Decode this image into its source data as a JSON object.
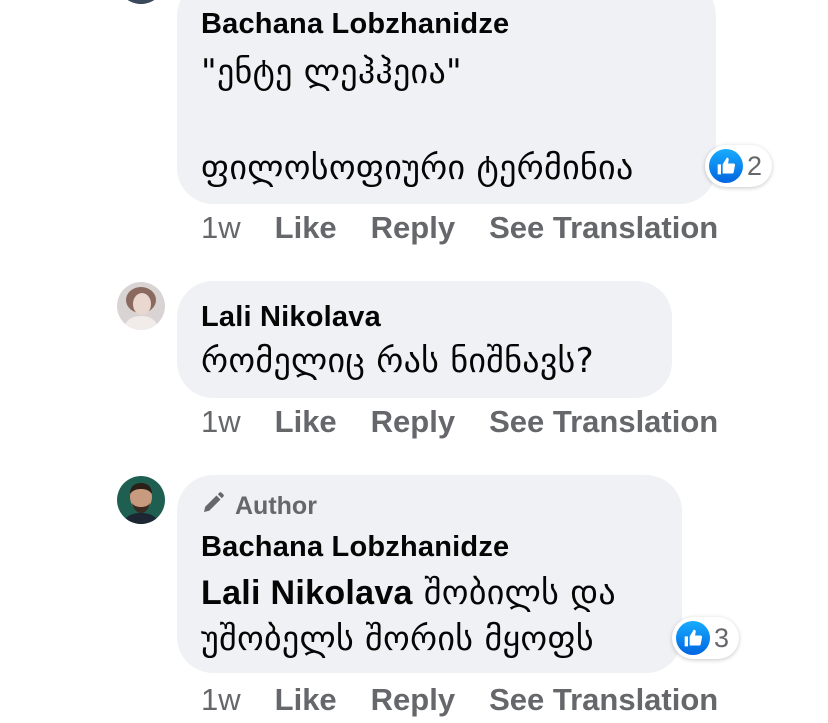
{
  "comments": [
    {
      "author": "Bachana Lobzhanidze",
      "lines": [
        "\"ენტე ლეჰჰეია\"",
        "ფილოსოფიური ტერმინია"
      ],
      "reactions": "2",
      "actions": {
        "time": "1w",
        "like": "Like",
        "reply": "Reply",
        "translate": "See Translation"
      }
    },
    {
      "author": "Lali Nikolava",
      "lines": [
        "რომელიც რას ნიშნავს?"
      ],
      "actions": {
        "time": "1w",
        "like": "Like",
        "reply": "Reply",
        "translate": "See Translation"
      }
    },
    {
      "badge": "Author",
      "author": "Bachana Lobzhanidze",
      "mention": "Lali Nikolava",
      "line1_rest": " შობილს და",
      "line2": "უშობელს შორის მყოფს",
      "reactions": "3",
      "actions": {
        "time": "1w",
        "like": "Like",
        "reply": "Reply",
        "translate": "See Translation"
      }
    }
  ],
  "colors": {
    "bubble": "#eff1f4",
    "secondary_text": "#65676b",
    "like_blue": "#1877f2"
  },
  "icons": [
    "like-icon",
    "pencil-icon"
  ]
}
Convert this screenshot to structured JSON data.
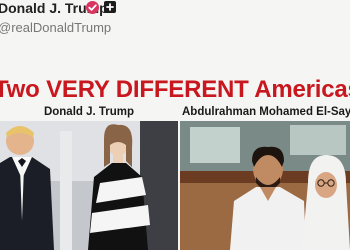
{
  "post": {
    "author_name": "Donald J. Trump",
    "author_handle": "@realDonaldTrump",
    "headline": "Two VERY DIFFERENT Americas",
    "panels": [
      {
        "caption": "Donald J. Trump"
      },
      {
        "caption": "Abdulrahman Mohamed El-Sayed"
      }
    ]
  },
  "colors": {
    "headline": "#c8171e",
    "verified_badge": "#d7345f",
    "handle": "#777777"
  },
  "icons": {
    "verified": "verified-badge-icon",
    "plus": "plus-badge-icon"
  }
}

__REQUIREMENTS__
Report only the number of lines in the records that include the word "this".

__EXERCISE SOLUTION__
2